▸ TASK DESCRIPTION
From the listing below, pull out all lines with "thumb" in them.

▸ PROVIDED RECORDS
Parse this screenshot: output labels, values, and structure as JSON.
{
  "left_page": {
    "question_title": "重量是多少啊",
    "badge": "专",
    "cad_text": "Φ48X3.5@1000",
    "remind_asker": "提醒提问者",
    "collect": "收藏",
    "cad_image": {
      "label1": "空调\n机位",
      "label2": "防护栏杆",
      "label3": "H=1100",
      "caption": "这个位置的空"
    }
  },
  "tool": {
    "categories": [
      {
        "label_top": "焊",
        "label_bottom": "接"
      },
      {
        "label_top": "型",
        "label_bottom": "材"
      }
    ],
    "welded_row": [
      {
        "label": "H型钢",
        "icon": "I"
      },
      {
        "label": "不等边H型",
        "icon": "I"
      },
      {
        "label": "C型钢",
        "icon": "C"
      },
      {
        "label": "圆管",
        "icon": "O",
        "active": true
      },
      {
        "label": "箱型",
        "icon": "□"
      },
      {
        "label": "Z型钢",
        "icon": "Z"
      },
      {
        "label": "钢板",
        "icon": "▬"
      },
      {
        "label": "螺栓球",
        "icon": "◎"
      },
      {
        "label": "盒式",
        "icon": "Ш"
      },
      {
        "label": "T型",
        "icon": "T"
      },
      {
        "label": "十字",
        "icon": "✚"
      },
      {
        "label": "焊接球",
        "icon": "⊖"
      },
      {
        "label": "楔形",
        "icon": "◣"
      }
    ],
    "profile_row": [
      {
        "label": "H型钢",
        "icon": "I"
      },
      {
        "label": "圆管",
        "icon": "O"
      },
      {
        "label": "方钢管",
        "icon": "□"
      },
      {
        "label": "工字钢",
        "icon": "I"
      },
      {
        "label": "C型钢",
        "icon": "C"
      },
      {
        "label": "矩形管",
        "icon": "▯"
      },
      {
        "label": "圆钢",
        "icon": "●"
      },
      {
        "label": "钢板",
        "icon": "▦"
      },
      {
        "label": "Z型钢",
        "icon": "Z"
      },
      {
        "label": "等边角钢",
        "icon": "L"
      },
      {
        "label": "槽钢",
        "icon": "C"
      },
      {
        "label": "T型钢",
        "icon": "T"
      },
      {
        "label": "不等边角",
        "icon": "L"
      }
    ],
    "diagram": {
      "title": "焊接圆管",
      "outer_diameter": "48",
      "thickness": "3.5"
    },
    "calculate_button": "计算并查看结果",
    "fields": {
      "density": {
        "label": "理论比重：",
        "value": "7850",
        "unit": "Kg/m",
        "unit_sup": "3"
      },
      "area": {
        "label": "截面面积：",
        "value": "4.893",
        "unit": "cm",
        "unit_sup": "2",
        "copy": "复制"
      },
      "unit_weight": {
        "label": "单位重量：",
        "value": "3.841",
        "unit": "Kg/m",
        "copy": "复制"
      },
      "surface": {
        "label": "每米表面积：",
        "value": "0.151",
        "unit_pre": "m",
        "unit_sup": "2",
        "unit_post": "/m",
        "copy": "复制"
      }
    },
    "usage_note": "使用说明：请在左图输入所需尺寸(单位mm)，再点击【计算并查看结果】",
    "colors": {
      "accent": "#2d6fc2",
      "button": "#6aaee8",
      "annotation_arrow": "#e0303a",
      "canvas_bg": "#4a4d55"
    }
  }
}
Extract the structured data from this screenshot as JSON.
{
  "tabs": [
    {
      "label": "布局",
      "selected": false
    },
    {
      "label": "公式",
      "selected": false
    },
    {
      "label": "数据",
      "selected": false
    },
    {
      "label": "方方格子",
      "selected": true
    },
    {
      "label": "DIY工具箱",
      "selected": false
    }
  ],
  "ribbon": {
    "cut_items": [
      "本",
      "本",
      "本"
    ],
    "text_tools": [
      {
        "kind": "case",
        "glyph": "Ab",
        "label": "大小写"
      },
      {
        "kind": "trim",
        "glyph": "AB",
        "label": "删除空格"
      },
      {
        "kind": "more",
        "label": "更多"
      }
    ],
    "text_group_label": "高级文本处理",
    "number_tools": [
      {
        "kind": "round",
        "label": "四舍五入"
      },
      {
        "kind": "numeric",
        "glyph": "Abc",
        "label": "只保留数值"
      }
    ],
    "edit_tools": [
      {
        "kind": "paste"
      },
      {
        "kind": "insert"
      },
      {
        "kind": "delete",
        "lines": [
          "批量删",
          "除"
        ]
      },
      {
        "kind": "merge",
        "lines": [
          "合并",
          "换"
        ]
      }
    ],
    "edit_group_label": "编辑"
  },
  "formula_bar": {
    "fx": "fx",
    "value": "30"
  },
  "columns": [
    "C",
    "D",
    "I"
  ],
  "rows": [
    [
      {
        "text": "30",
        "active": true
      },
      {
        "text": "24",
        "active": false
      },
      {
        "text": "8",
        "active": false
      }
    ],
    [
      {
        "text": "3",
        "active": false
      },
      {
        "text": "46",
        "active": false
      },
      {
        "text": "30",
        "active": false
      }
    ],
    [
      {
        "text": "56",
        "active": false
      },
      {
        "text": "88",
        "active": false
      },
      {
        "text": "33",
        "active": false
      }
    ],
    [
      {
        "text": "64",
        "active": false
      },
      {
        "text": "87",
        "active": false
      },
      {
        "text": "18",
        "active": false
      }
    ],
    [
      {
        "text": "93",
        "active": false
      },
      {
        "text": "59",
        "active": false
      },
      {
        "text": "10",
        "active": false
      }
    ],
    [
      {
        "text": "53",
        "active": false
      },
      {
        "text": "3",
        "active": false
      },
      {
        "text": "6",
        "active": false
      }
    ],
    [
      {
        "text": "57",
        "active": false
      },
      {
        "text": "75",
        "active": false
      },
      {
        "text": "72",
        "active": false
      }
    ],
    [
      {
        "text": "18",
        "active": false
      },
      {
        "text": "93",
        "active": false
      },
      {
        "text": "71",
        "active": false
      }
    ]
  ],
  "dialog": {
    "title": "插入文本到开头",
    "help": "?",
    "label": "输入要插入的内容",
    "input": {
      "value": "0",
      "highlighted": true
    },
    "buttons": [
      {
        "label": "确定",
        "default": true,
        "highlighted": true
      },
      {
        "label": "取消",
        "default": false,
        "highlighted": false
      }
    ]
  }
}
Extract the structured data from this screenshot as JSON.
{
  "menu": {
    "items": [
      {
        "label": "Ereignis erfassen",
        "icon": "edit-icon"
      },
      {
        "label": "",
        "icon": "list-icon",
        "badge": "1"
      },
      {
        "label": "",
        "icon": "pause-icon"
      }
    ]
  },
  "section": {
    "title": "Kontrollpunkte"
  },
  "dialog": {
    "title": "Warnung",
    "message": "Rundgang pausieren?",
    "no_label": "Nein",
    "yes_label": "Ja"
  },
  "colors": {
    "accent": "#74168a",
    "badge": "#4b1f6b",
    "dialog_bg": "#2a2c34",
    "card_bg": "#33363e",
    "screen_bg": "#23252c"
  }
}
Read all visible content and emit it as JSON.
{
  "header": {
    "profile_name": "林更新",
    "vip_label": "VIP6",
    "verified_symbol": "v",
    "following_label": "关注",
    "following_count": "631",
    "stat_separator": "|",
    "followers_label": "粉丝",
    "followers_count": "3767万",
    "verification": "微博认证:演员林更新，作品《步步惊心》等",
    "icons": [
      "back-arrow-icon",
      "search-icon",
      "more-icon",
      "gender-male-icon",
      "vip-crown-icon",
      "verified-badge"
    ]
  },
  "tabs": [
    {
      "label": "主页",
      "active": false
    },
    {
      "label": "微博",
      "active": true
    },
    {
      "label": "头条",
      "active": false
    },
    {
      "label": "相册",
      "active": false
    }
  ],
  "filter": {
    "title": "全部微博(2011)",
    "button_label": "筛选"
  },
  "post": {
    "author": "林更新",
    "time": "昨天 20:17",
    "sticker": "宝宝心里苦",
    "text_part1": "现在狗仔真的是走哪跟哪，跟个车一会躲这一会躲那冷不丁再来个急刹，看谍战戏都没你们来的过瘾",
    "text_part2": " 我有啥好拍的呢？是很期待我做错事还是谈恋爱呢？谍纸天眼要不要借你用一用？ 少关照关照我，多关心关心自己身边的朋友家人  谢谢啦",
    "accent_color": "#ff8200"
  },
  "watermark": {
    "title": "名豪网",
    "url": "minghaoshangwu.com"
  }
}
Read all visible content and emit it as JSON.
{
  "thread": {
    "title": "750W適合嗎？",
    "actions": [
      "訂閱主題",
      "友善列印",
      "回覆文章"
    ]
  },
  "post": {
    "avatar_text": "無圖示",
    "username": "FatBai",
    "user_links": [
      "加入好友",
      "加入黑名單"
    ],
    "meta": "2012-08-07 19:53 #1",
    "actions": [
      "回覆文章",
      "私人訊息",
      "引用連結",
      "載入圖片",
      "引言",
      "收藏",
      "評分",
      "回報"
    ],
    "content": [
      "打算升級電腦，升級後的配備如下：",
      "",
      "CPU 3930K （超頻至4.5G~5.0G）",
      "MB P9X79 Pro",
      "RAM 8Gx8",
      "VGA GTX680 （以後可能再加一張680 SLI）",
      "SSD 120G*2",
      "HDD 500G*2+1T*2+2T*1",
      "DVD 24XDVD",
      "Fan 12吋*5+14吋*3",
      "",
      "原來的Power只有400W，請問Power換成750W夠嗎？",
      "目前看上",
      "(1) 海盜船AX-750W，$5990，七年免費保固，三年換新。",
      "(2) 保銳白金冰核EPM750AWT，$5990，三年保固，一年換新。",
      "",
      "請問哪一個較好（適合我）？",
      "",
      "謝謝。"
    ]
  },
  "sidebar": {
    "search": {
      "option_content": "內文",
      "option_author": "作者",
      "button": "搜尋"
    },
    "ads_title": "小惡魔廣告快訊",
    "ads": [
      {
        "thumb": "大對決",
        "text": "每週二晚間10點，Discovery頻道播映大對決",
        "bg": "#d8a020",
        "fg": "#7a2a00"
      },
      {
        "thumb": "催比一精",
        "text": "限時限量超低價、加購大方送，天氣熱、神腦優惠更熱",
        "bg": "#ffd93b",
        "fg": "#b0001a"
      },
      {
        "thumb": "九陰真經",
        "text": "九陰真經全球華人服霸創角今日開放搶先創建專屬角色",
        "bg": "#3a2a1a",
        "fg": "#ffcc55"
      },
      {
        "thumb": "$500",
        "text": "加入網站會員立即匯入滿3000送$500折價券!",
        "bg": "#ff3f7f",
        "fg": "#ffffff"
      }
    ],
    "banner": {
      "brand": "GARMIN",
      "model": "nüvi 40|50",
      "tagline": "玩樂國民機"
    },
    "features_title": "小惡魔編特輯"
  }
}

▸ THE REPLY
        "thumb": "大對決",
        "thumb": "催比一精",
        "thumb": "九陰真經",
        "thumb": "$500",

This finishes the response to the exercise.